• _THE REQUEST_: Review the lines that follow and copy each one that contains the word "JSON".

• _INPUT MATERIAL_:
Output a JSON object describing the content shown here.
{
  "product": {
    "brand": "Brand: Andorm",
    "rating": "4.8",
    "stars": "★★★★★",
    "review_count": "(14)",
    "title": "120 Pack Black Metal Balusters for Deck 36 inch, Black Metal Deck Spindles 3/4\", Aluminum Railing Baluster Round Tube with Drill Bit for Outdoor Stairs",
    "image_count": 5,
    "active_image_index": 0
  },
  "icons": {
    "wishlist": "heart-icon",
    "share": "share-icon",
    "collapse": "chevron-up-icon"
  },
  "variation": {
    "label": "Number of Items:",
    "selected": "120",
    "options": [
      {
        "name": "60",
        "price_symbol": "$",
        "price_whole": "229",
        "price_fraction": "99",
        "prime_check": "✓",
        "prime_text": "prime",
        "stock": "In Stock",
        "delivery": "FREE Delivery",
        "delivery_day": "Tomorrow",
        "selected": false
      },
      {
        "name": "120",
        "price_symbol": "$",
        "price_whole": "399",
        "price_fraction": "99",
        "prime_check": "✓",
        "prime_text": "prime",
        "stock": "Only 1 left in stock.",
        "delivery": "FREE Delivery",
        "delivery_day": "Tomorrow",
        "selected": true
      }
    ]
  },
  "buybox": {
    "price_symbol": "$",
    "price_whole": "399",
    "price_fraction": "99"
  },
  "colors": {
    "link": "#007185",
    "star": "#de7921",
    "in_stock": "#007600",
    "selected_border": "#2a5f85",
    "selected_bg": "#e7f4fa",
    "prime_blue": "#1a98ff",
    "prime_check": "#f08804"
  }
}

---

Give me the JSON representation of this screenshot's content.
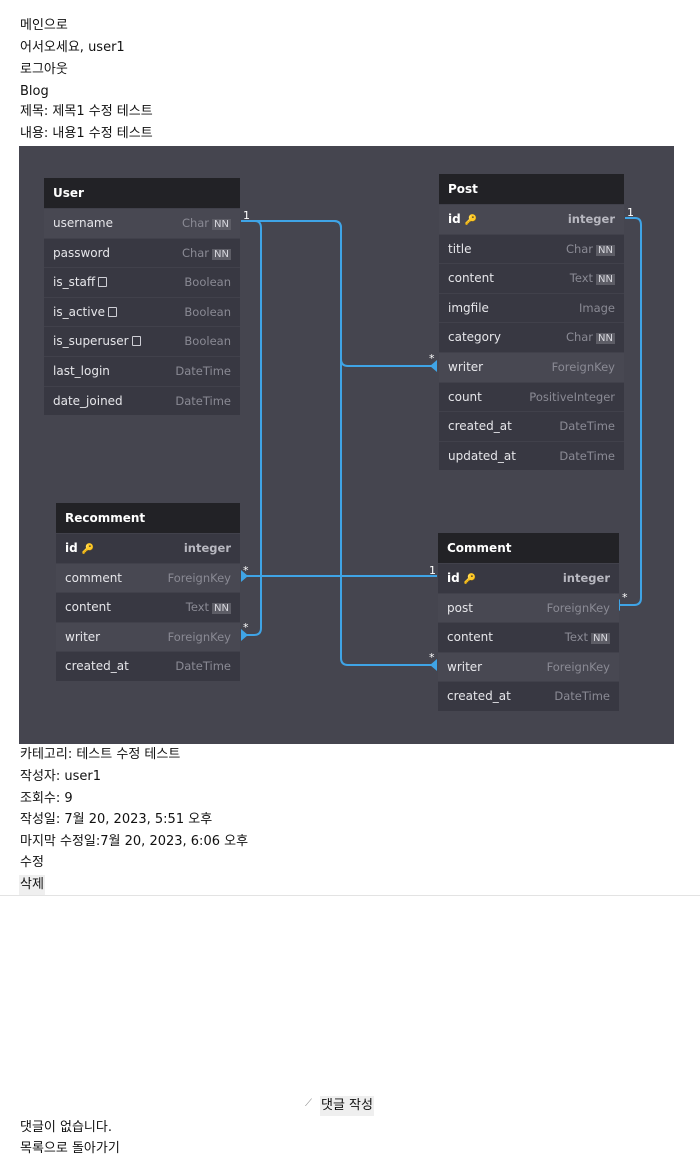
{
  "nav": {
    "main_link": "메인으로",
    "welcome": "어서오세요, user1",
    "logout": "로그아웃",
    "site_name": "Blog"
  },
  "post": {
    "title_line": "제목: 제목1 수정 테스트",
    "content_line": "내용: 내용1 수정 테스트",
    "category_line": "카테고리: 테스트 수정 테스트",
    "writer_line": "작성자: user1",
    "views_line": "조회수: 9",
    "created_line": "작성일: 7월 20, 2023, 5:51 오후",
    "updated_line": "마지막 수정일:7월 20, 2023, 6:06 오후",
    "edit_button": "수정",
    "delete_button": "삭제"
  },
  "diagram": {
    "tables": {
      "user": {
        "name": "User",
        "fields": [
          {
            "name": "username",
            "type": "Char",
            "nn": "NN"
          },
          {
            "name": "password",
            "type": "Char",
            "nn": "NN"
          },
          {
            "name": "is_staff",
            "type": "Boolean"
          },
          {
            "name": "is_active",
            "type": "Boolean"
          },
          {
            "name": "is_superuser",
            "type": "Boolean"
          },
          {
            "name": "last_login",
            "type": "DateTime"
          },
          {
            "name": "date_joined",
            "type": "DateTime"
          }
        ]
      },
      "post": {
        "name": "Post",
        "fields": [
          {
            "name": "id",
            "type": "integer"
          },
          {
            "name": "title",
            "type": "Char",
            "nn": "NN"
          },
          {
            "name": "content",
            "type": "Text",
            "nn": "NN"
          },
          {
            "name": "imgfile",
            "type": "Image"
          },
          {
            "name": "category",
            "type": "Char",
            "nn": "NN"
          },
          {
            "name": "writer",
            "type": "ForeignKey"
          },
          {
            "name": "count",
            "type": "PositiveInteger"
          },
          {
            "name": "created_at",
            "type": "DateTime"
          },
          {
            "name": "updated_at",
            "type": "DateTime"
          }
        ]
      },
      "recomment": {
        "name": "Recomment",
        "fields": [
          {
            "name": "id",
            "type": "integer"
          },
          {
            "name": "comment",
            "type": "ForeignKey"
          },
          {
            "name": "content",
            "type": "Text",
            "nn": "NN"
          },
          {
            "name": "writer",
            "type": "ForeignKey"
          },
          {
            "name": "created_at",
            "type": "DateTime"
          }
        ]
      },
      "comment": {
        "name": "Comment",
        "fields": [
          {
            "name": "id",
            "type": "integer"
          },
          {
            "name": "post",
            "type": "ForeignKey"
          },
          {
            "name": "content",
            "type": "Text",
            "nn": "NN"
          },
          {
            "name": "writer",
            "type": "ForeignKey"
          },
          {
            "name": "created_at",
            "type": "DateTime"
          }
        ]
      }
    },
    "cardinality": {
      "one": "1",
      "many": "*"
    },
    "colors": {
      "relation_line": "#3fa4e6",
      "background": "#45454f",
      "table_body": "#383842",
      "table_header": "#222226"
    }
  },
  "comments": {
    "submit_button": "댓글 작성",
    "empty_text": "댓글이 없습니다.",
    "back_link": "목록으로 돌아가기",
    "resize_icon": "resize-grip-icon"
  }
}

• _ANSWER FOR THE TASK_:
Output a JSON object describing the content shown here.
Give me the JSON representation of this screenshot's content.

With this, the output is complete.